— START —
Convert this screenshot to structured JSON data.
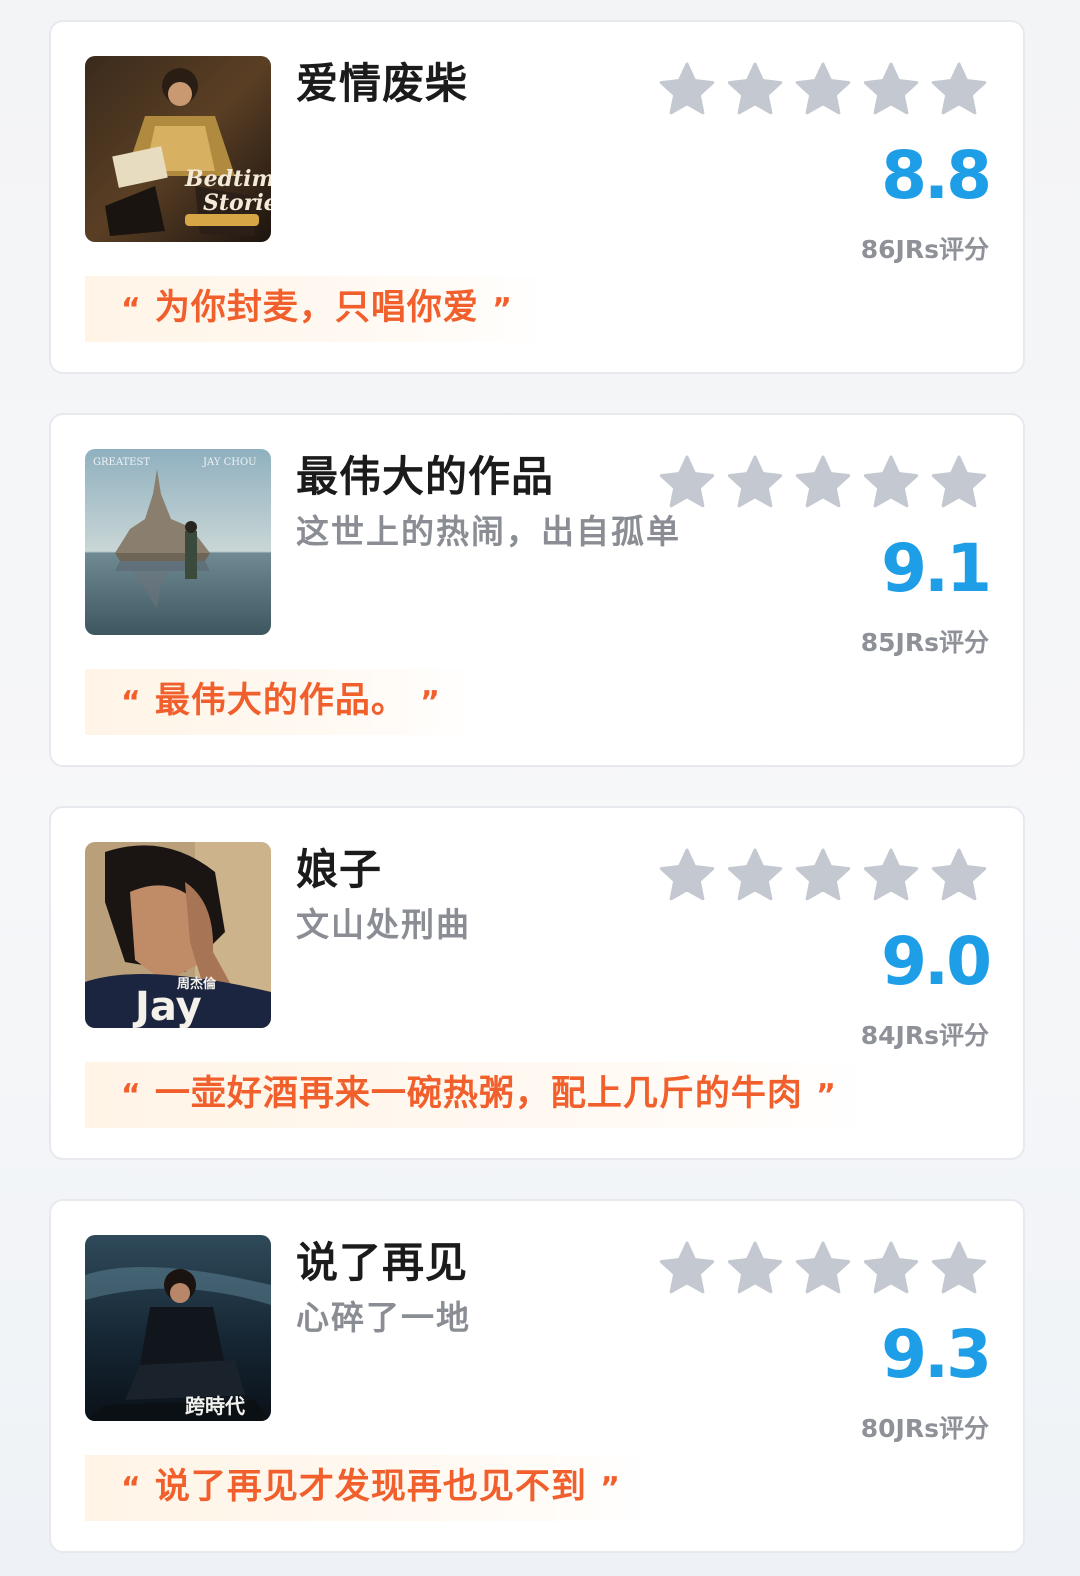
{
  "colors": {
    "score": "#1f9ee8",
    "quote_text": "#f15f2c",
    "quote_bg": "#fff4e6",
    "star": "#c4c8d0",
    "title": "#1b1b1b",
    "subtitle": "#8a8d93"
  },
  "quote_open": "“",
  "quote_close": "”",
  "songs": [
    {
      "title": "爱情废柴",
      "subtitle": "",
      "score": "8.8",
      "votes": "86JRs评分",
      "stars_filled": 0,
      "stars_total": 5,
      "quote": "为你封麦，只唱你爱",
      "cover_icon": "album-cover-bedtime-stories"
    },
    {
      "title": "最伟大的作品",
      "subtitle": "这世上的热闹，出自孤单",
      "score": "9.1",
      "votes": "85JRs评分",
      "stars_filled": 0,
      "stars_total": 5,
      "quote": "最伟大的作品。",
      "cover_icon": "album-cover-greatest-works"
    },
    {
      "title": "娘子",
      "subtitle": "文山处刑曲",
      "score": "9.0",
      "votes": "84JRs评分",
      "stars_filled": 0,
      "stars_total": 5,
      "quote": "一壶好酒再来一碗热粥，配上几斤的牛肉",
      "cover_icon": "album-cover-jay"
    },
    {
      "title": "说了再见",
      "subtitle": "心碎了一地",
      "score": "9.3",
      "votes": "80JRs评分",
      "stars_filled": 0,
      "stars_total": 5,
      "quote": "说了再见才发现再也见不到",
      "cover_icon": "album-cover-the-era"
    }
  ]
}
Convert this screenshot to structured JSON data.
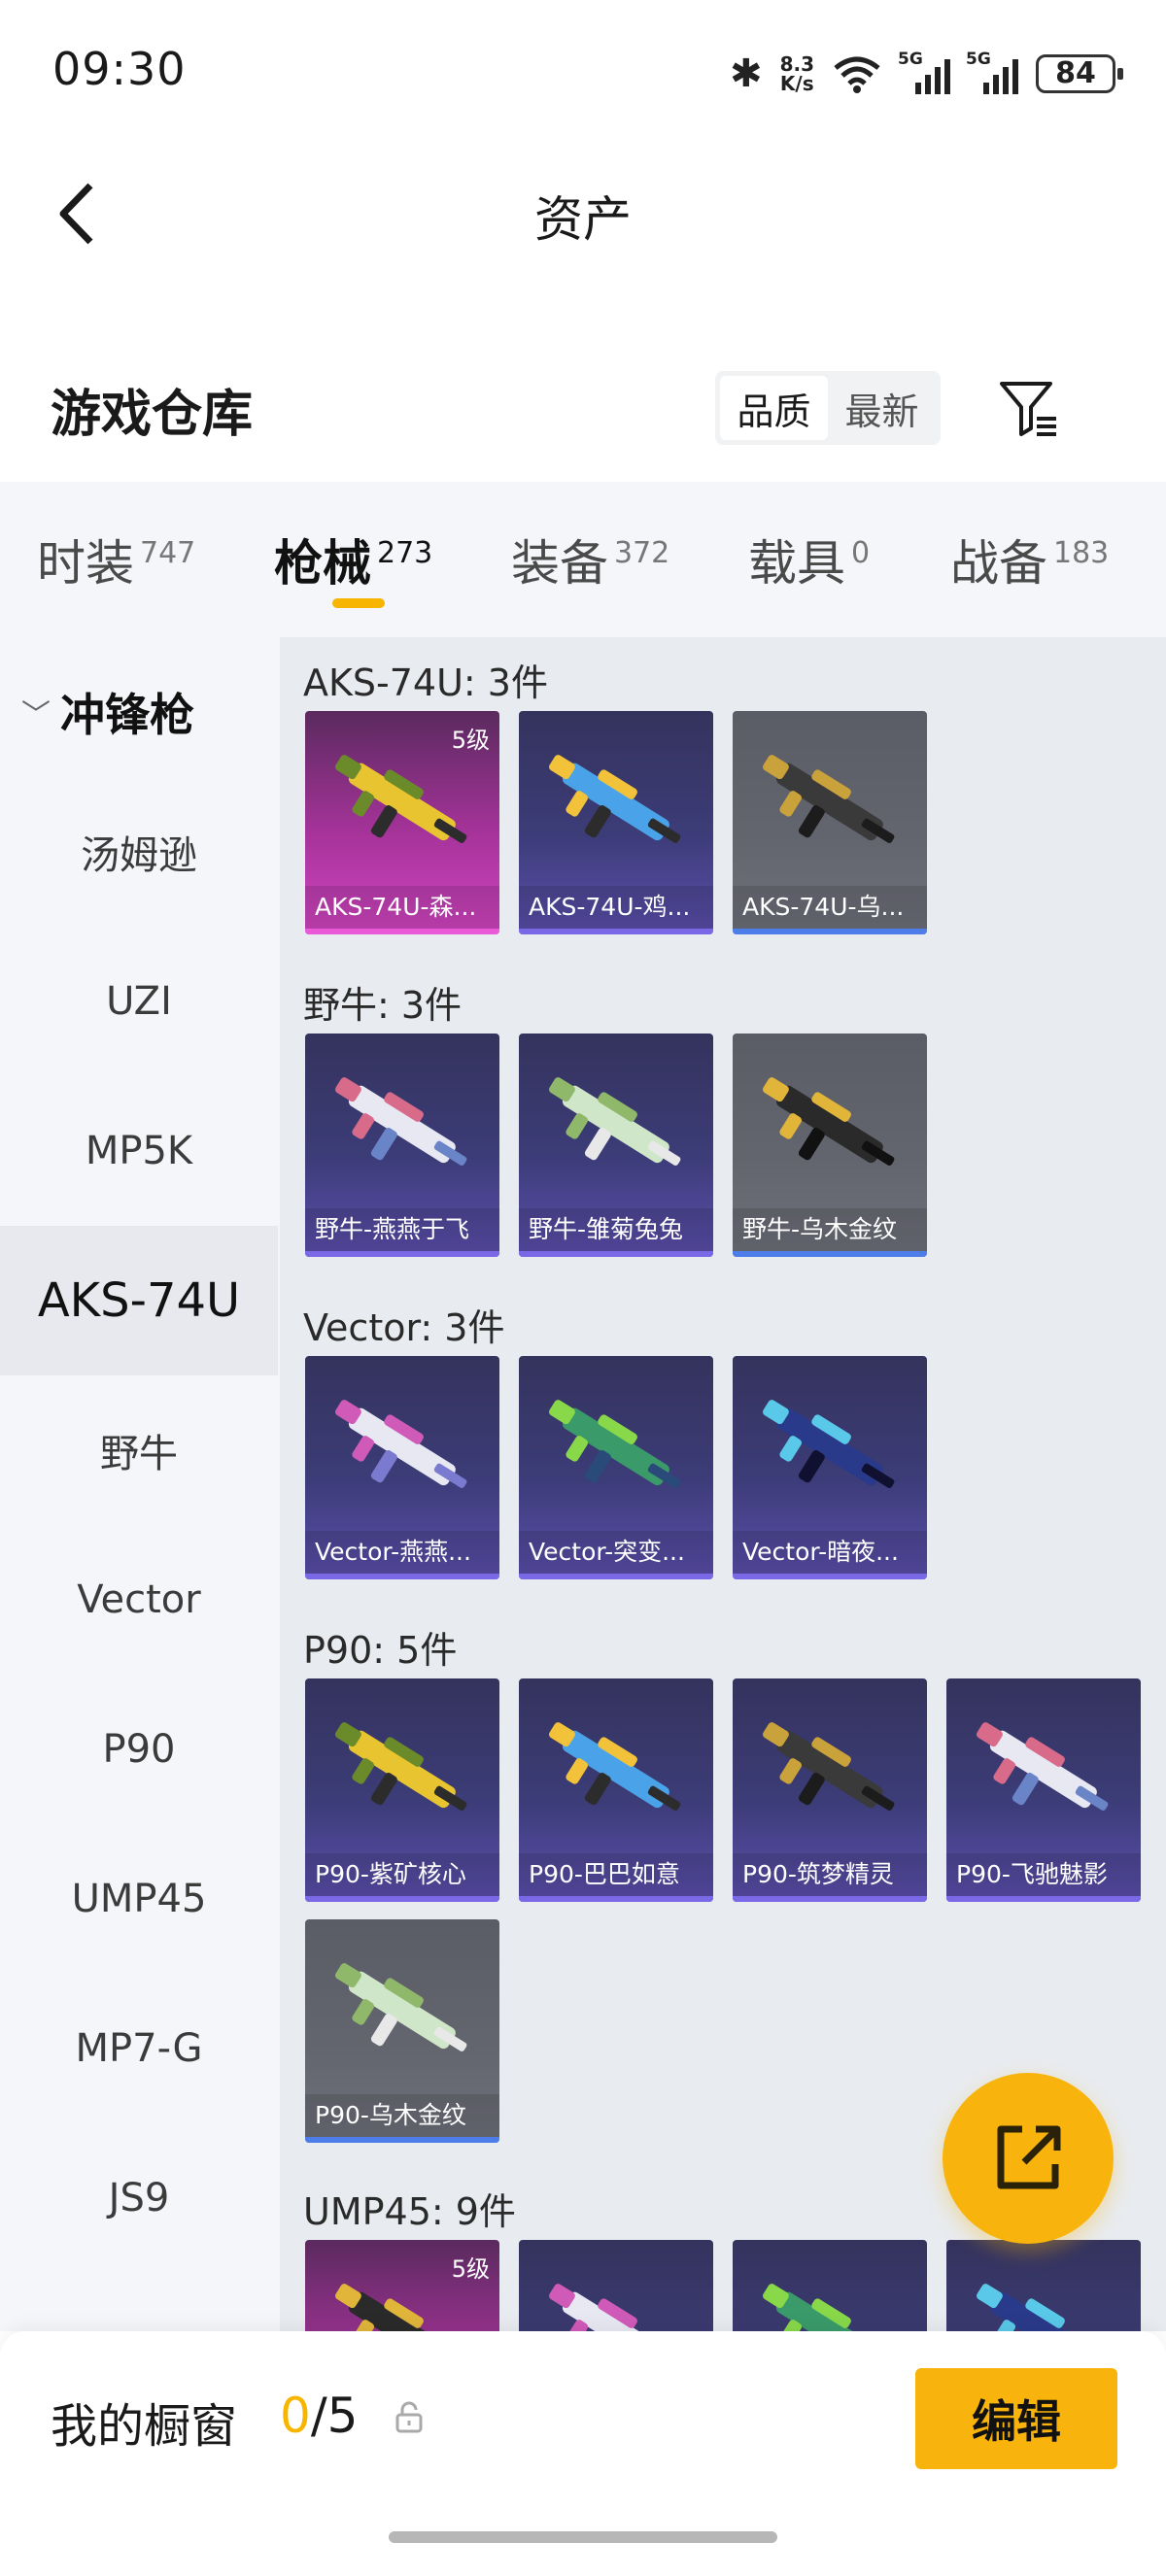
— END —
▶ [Set task] Repeat the material above word for word and skip every image in it.

▶ [Complete output]
Convert this screenshot to structured JSON data.
{
  "colors": {
    "score": "#1f9ee8",
    "quote_text": "#f15f2c",
    "quote_bg": "#fff4e6",
    "star": "#c4c8d0",
    "title": "#1b1b1b",
    "subtitle": "#8a8d93"
  },
  "quote_open": "“",
  "quote_close": "”",
  "songs": [
    {
      "title": "爱情废柴",
      "subtitle": "",
      "score": "8.8",
      "votes": "86JRs评分",
      "stars_filled": 0,
      "stars_total": 5,
      "quote": "为你封麦，只唱你爱",
      "cover_icon": "album-cover-bedtime-stories"
    },
    {
      "title": "最伟大的作品",
      "subtitle": "这世上的热闹，出自孤单",
      "score": "9.1",
      "votes": "85JRs评分",
      "stars_filled": 0,
      "stars_total": 5,
      "quote": "最伟大的作品。",
      "cover_icon": "album-cover-greatest-works"
    },
    {
      "title": "娘子",
      "subtitle": "文山处刑曲",
      "score": "9.0",
      "votes": "84JRs评分",
      "stars_filled": 0,
      "stars_total": 5,
      "quote": "一壶好酒再来一碗热粥，配上几斤的牛肉",
      "cover_icon": "album-cover-jay"
    },
    {
      "title": "说了再见",
      "subtitle": "心碎了一地",
      "score": "9.3",
      "votes": "80JRs评分",
      "stars_filled": 0,
      "stars_total": 5,
      "quote": "说了再见才发现再也见不到",
      "cover_icon": "album-cover-the-era"
    }
  ]
}
Convert this screenshot to structured JSON data.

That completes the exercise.